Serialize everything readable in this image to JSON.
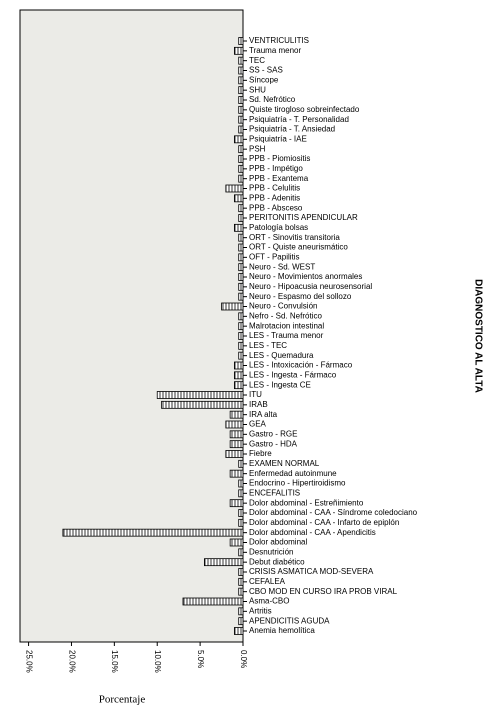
{
  "chart_data": {
    "type": "hbar",
    "x_label": "Porcentaje",
    "y_label": "DIAGNOSTICO AL ALTA",
    "categories": [
      "VENTRICULITIS",
      "Trauma menor",
      "TEC",
      "SS - SAS",
      "Síncope",
      "SHU",
      "Sd. Nefrótico",
      "Quiste tirogloso sobreinfectado",
      "Psiquiatría - T. Personalidad",
      "Psiquiatría - T. Ansiedad",
      "Psiquiatría - IAE",
      "PSH",
      "PPB - Piomiositis",
      "PPB - Impétigo",
      "PPB - Exantema",
      "PPB - Celulitis",
      "PPB - Adenitis",
      "PPB - Absceso",
      "PERITONITIS APENDICULAR",
      "Patología bolsas",
      "ORT - Sinovitis transitoria",
      "ORT - Quiste aneurismático",
      "OFT - Papilitis",
      "Neuro - Sd. WEST",
      "Neuro - Movimientos anormales",
      "Neuro - Hipoacusia neurosensorial",
      "Neuro - Espasmo del sollozo",
      "Neuro - Convulsión",
      "Nefro - Sd. Nefrótico",
      "Malrotacion intestinal",
      "LES - Trauma menor",
      "LES - TEC",
      "LES - Quemadura",
      "LES - Intoxicación - Fármaco",
      "LES - Ingesta - Fármaco",
      "LES - Ingesta CE",
      "ITU",
      "IRAB",
      "IRA alta",
      "GEA",
      "Gastro - RGE",
      "Gastro - HDA",
      "Fiebre",
      "EXAMEN NORMAL",
      "Enfermedad autoinmune",
      "Endocrino - Hipertiroidismo",
      "ENCEFALITIS",
      "Dolor abdominal - Estreñimiento",
      "Dolor abdominal - CAA - Síndrome coledociano",
      "Dolor abdominal - CAA - Infarto de epiplón",
      "Dolor abdominal - CAA - Apendicitis",
      "Dolor abdominal",
      "Desnutrición",
      "Debut diabético",
      "CRISIS ASMATICA MOD-SEVERA",
      "CEFALEA",
      "CBO MOD EN CURSO IRA PROB VIRAL",
      "Asma-CBO",
      "Artritis",
      "APENDICITIS AGUDA",
      "Anemia hemolítica"
    ],
    "values": [
      0.5,
      1.0,
      0.5,
      0.5,
      0.5,
      0.5,
      0.5,
      0.5,
      0.5,
      0.5,
      1.0,
      0.5,
      0.5,
      0.5,
      0.5,
      2.0,
      1.0,
      0.5,
      0.5,
      1.0,
      0.5,
      0.5,
      0.5,
      0.5,
      0.5,
      0.5,
      0.5,
      2.5,
      0.5,
      0.5,
      0.5,
      0.5,
      0.5,
      1.0,
      1.0,
      1.0,
      10.0,
      9.5,
      1.5,
      2.0,
      1.5,
      1.5,
      2.0,
      0.5,
      1.5,
      0.5,
      0.5,
      1.5,
      0.5,
      0.5,
      21.0,
      1.5,
      0.5,
      4.5,
      0.5,
      0.5,
      0.5,
      7.0,
      0.5,
      0.5,
      1.0
    ],
    "xlim": [
      26,
      0
    ],
    "xticks": [
      {
        "value": 25,
        "label": "25.0%"
      },
      {
        "value": 20,
        "label": "20.0%"
      },
      {
        "value": 15,
        "label": "15.0%"
      },
      {
        "value": 10,
        "label": "10.0%"
      },
      {
        "value": 5,
        "label": "5.0%"
      },
      {
        "value": 0,
        "label": "0.0%"
      }
    ],
    "color": "#000000",
    "background": "#ebebe7",
    "pattern": "vertical-lines"
  }
}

============================================================

**WORK REQUEST**
Lines from the entries that contain the string "Fármaco" are what must be copied.

**SOLUTION TO THIS EXERCISE**
      "LES - Intoxicación - Fármaco",
      "LES - Ingesta - Fármaco",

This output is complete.